Liste des tâches:
1. D'après le passage choisi, de quel film Anne Teyssèdre est-elle l'héroïne ?
2. Mettez à jour tout ce qui va de "Après les deux" jusqu'à "la parole divine." dans le passage choisi, en y remplaçant "Livre sacré" par "Texte sacré".

Passage choisi:

Après les deux courts récits de Chers absents et le recueil de nouvelles Je, Anne Teyssèdre (l’inoubliable héroïne de Conte de printemps de Rohmer) poursuit son œuvre littéraire avec cet étrange roman qu’est L’Elu de Dieu. Comme dans Je, on retrouve ici le portrait d’un personnage obsessionnel, mû par une idée fixe. En effet, Marcellin le narrateur est depuis sa naissance convaincu qu’il a été choisi par Dieu pour accomplir une mission sur terre et que celui-ci l’a chargé de rédiger le Livre sacré qui transmettra la parole divine.

Avec un postulat pareil, on pourrait imaginer un livre baignant dans la métaphysique. Or c’est l’inverse qui advient et il s’avère d’emblée très prosaïque et terre-à-terre. Refusant toute joliesse stylistique, Anne Teyssèdre décrit le quotidien monotone de son personnage. A 50 ans, il vit seul chez sa mère et son existence est réglée comme du papier à musique : le rituel du petit-déjeuner avec le café au lait, les tartines beurrées et la cigarette, le passage à la boulangerie, les après-midis devant la télé, le Scrabble avec sa mère… Il y a quelque chose de totalement névrotique dans la vie de ce sociopathe qui ne voit personne excepté sa mère qui le couve comme la huitième merveille du monde et sa tante qui leur rend visite chaque dimanche. Il faut un vrai talent d’écrivain pour décrire ces minuscules rites sans tomber dans la platitude et l’ennui. Et ce talent, Anne Teyssèdre l’a assurément puisqu’elle parvient à distiller, par petites touches, un véritable malaise devant cet affreux tableau d’un homme constamment confiné (à la fois chez lui et en lui). Seuls les fêtes de Noël et le jour de son anniversaire permettent de rompre avec la monotonie du quotidien mais, là encore, en se conformant aux mêmes rituels.

Entrées fournies:

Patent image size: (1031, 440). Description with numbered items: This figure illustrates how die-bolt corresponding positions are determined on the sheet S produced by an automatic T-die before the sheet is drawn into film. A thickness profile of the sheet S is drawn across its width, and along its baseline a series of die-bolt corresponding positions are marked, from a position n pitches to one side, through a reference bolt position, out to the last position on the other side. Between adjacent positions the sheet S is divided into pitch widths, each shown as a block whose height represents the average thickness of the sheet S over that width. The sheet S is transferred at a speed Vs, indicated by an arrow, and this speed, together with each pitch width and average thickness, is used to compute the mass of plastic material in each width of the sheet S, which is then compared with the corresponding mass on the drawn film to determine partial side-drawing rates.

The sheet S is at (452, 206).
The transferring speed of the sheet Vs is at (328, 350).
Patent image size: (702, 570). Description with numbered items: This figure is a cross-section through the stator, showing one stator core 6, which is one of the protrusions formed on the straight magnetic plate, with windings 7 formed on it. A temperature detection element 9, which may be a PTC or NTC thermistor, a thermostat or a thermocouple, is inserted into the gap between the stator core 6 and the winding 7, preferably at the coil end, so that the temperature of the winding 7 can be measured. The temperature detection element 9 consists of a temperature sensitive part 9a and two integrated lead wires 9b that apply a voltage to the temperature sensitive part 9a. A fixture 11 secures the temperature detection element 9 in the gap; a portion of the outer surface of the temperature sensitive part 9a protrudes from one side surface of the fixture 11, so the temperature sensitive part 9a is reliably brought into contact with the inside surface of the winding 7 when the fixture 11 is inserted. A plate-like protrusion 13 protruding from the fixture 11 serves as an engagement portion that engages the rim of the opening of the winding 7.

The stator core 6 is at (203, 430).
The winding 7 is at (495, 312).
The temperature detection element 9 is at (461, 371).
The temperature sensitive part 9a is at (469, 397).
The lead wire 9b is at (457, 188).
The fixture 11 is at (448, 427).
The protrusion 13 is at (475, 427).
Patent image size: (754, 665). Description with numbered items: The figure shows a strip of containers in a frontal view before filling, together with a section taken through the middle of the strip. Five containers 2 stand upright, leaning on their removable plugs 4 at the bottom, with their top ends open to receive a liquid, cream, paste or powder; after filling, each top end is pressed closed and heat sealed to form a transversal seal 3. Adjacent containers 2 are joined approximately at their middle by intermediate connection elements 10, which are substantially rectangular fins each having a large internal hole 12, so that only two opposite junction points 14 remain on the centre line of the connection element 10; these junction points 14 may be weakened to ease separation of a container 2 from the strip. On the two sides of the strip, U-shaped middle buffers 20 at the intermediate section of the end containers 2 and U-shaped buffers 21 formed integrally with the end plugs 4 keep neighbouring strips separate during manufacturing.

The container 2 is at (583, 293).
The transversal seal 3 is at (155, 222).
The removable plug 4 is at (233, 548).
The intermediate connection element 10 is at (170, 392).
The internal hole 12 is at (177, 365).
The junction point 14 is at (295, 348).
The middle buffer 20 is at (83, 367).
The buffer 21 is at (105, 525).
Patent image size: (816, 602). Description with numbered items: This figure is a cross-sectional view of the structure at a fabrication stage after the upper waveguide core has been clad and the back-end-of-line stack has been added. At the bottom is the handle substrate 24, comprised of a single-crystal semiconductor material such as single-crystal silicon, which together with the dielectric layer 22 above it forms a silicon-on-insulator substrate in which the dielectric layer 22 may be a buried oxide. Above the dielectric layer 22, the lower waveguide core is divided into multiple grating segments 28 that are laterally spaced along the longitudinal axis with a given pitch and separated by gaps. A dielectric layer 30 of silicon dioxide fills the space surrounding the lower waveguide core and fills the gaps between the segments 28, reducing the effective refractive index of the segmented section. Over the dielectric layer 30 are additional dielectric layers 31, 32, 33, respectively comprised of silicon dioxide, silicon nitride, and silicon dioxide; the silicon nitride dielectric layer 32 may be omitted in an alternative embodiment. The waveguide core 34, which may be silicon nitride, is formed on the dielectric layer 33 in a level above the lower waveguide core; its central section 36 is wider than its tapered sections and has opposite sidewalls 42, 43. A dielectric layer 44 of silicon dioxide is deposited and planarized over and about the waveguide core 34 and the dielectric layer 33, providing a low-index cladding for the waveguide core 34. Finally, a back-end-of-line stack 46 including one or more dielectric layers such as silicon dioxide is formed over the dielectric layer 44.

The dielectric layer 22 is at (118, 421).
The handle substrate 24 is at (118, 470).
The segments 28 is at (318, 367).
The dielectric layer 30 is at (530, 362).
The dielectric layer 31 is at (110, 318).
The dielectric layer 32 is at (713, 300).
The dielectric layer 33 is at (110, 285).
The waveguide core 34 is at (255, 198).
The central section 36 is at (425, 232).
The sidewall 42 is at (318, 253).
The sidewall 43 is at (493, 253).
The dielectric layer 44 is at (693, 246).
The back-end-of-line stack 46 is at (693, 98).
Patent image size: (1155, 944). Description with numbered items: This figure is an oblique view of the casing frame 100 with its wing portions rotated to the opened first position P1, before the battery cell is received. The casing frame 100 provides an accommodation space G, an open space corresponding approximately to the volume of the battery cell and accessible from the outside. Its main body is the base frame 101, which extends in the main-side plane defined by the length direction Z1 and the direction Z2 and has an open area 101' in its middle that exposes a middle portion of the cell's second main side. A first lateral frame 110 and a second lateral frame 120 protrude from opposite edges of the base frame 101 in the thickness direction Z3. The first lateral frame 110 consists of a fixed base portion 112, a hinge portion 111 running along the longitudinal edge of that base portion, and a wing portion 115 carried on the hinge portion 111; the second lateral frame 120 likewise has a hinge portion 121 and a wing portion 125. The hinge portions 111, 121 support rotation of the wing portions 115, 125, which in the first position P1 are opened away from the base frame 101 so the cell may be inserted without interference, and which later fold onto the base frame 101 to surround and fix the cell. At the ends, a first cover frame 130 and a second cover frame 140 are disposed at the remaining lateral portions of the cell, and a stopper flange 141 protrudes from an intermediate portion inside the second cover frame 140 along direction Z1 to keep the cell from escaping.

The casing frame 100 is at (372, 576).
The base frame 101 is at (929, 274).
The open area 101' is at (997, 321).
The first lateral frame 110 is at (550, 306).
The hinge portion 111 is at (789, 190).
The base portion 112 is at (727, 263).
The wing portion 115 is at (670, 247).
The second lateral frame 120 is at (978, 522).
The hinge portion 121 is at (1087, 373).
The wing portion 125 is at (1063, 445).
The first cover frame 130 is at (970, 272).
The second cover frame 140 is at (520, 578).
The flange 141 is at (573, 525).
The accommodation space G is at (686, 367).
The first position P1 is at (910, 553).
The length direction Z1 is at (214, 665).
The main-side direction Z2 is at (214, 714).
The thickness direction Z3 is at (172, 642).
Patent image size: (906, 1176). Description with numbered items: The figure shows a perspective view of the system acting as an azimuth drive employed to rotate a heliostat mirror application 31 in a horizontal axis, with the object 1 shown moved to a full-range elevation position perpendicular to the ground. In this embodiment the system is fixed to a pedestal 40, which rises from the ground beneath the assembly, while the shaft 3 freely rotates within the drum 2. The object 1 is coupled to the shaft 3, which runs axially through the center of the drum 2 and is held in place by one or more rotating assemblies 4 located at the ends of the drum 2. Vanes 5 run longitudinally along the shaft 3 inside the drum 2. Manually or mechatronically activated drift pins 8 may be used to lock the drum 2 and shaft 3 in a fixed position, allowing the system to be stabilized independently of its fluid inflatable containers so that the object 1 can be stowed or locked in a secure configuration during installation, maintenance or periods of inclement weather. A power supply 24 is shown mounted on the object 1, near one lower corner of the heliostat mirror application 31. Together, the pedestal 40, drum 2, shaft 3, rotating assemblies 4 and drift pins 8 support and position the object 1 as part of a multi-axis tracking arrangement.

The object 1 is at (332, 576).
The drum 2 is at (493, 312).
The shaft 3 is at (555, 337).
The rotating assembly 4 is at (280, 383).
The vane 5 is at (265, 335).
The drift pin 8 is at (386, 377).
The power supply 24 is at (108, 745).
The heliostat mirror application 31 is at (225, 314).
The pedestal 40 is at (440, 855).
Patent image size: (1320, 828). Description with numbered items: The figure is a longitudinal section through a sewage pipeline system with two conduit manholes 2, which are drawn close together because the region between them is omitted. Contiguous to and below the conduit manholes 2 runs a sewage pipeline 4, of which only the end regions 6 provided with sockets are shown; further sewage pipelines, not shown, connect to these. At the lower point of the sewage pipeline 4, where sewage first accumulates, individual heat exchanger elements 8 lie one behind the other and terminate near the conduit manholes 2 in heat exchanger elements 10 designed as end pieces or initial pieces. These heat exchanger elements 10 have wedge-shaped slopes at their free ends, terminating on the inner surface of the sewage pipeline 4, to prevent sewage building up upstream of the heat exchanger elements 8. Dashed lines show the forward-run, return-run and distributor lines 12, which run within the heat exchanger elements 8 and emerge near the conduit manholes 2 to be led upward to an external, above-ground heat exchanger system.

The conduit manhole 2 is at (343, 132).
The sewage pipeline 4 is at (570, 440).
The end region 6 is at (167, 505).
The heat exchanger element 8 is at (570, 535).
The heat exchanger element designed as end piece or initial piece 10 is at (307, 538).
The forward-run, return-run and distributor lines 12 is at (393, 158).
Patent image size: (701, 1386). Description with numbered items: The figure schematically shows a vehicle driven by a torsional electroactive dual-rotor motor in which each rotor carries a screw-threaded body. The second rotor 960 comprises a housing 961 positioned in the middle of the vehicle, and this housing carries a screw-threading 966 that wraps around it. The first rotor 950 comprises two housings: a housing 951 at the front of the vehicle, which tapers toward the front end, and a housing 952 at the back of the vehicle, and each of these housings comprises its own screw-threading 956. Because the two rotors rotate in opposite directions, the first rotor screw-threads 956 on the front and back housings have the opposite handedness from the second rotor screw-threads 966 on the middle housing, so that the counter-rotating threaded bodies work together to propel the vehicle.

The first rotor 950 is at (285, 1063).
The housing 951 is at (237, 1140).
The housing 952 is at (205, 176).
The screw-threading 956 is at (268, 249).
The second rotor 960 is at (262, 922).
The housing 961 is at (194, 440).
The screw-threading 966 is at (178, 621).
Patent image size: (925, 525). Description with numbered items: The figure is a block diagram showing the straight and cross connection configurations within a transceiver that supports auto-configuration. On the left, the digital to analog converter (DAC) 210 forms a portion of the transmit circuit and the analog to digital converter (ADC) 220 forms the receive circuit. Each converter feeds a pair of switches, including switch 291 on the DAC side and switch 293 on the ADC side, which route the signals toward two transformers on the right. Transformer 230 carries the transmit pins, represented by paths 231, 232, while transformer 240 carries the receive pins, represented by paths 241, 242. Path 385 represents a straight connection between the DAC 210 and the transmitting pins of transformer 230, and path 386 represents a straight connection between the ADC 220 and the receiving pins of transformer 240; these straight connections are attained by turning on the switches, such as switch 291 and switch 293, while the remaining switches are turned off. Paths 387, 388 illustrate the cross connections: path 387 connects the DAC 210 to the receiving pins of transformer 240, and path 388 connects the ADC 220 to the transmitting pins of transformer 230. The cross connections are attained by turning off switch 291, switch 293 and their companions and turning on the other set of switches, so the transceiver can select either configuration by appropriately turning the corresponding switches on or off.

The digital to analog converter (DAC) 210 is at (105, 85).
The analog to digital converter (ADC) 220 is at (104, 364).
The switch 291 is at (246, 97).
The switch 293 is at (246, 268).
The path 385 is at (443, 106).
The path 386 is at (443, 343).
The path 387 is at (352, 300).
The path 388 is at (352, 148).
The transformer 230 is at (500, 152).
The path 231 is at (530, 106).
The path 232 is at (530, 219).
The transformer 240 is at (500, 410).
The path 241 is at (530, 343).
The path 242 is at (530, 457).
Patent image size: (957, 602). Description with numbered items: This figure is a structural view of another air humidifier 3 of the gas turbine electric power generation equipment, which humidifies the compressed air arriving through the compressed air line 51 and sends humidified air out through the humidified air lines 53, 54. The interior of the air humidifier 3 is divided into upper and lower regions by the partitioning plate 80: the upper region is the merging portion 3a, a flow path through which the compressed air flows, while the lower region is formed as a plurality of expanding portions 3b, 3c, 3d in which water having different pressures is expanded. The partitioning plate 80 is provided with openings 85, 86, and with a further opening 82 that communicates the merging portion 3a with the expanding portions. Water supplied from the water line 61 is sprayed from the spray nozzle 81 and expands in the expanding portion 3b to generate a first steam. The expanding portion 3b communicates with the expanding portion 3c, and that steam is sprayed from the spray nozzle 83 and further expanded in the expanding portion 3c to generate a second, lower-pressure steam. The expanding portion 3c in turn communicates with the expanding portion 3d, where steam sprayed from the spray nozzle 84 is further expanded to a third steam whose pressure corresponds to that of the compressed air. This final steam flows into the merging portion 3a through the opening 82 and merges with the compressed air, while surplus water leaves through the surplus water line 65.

Les résultats:
1. Conte de printemps, de Rohmer.

2.
Après les deux courts récits de Chers absents et le recueil de nouvelles Je, Anne Teyssèdre (l’inoubliable héroïne de Conte de printemps de Rohmer) poursuit son œuvre littéraire avec cet étrange roman qu’est L’Elu de Dieu. Comme dans Je, on retrouve ici le portrait d’un personnage obsessionnel, mû par une idée fixe. En effet, Marcellin le narrateur est depuis sa naissance convaincu qu’il a été choisi par Dieu pour accomplir une mission sur terre et que celui-ci l’a chargé de rédiger le Texte sacré qui transmettra la parole divine.